**What is asked:** Pick out every line with the word "image" and copy it.

**Data extract:**
------------------------------------------------------------

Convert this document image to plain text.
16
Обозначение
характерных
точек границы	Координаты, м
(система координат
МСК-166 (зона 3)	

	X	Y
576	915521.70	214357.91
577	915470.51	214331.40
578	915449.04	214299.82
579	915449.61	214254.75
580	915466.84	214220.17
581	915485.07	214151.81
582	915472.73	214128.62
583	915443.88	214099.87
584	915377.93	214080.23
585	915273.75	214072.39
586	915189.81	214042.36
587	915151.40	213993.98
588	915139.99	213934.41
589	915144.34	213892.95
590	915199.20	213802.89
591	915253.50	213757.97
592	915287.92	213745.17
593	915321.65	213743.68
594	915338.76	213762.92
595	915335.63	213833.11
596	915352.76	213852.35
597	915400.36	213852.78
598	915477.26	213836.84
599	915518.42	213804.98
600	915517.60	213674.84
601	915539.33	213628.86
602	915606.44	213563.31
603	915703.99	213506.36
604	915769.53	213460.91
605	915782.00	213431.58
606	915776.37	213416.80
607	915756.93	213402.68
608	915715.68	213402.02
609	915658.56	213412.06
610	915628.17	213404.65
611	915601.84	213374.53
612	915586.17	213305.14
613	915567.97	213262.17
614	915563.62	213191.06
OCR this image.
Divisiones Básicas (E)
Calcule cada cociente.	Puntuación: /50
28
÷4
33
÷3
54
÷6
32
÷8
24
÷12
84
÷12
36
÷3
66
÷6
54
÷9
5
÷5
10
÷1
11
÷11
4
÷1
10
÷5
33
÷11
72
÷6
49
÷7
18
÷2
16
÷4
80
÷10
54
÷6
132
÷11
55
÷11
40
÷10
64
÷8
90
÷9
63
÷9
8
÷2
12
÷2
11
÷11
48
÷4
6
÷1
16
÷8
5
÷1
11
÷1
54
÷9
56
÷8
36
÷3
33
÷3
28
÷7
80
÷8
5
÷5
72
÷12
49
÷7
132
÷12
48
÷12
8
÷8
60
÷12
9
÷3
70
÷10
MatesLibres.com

------------------------------------------------------------

**Answer to this task:**
Convert this document image to plain text.
OCR this image.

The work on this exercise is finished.